- **GIVEN TASK**:
Rewrite the rows from the start up to and including the line with "knowledge-input-box: Eligibility Requirements, World", replacing "bounding boxes" with "box coordinates" and leaving everything else unchanged.

Dataset records
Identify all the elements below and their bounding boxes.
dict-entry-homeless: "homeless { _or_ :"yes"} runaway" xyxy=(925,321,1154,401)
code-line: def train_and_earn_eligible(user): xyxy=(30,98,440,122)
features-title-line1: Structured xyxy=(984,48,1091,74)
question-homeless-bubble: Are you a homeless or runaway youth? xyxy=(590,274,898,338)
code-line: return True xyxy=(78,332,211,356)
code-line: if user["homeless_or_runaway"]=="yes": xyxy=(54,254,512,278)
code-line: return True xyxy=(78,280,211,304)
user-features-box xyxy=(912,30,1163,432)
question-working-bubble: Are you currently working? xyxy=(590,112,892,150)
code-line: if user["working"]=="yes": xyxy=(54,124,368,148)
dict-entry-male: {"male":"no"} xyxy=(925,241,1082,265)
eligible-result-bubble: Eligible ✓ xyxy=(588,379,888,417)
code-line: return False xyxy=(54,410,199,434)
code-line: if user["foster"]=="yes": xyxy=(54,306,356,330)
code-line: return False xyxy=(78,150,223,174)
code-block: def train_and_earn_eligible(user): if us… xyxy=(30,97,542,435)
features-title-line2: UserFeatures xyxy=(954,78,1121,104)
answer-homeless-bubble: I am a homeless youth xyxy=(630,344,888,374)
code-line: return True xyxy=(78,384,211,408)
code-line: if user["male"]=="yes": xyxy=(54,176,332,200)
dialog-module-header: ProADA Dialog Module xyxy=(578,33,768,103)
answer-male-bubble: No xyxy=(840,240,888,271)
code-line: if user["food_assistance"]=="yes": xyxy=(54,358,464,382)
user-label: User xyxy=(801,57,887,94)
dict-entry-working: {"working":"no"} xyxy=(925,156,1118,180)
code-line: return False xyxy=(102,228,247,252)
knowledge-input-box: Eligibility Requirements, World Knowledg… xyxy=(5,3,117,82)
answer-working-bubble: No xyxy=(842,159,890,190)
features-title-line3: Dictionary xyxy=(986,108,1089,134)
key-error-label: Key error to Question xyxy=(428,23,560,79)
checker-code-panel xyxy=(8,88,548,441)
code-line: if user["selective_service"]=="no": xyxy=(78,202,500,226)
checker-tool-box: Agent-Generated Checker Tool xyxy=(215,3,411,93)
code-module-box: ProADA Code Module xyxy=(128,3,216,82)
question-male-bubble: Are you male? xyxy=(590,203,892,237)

- **SOLUTION TO THIS PROBLEM**:
Identify all the elements below and their box coordinates.
dict-entry-homeless: "homeless { _or_ :"yes"} runaway" xyxy=(925,321,1154,401)
code-line: def train_and_earn_eligible(user): xyxy=(30,98,440,122)
features-title-line1: Structured xyxy=(984,48,1091,74)
question-homeless-bubble: Are you a homeless or runaway youth? xyxy=(590,274,898,338)
code-line: return True xyxy=(78,332,211,356)
code-line: if user["homeless_or_runaway"]=="yes": xyxy=(54,254,512,278)
code-line: return True xyxy=(78,280,211,304)
user-features-box xyxy=(912,30,1163,432)
question-working-bubble: Are you currently working? xyxy=(590,112,892,150)
code-line: if user["working"]=="yes": xyxy=(54,124,368,148)
dict-entry-male: {"male":"no"} xyxy=(925,241,1082,265)
eligible-result-bubble: Eligible ✓ xyxy=(588,379,888,417)
code-line: return False xyxy=(54,410,199,434)
code-line: if user["foster"]=="yes": xyxy=(54,306,356,330)
code-line: return False xyxy=(78,150,223,174)
code-block: def train_and_earn_eligible(user): if us… xyxy=(30,97,542,435)
features-title-line2: UserFeatures xyxy=(954,78,1121,104)
answer-homeless-bubble: I am a homeless youth xyxy=(630,344,888,374)
code-line: return True xyxy=(78,384,211,408)
code-line: if user["male"]=="yes": xyxy=(54,176,332,200)
dialog-module-header: ProADA Dialog Module xyxy=(578,33,768,103)
answer-male-bubble: No xyxy=(840,240,888,271)
code-line: if user["food_assistance"]=="yes": xyxy=(54,358,464,382)
user-label: User xyxy=(801,57,887,94)
dict-entry-working: {"working":"no"} xyxy=(925,156,1118,180)
code-line: return False xyxy=(102,228,247,252)
knowledge-input-box: Eligibility Requirements, World Knowledg… xyxy=(5,3,117,82)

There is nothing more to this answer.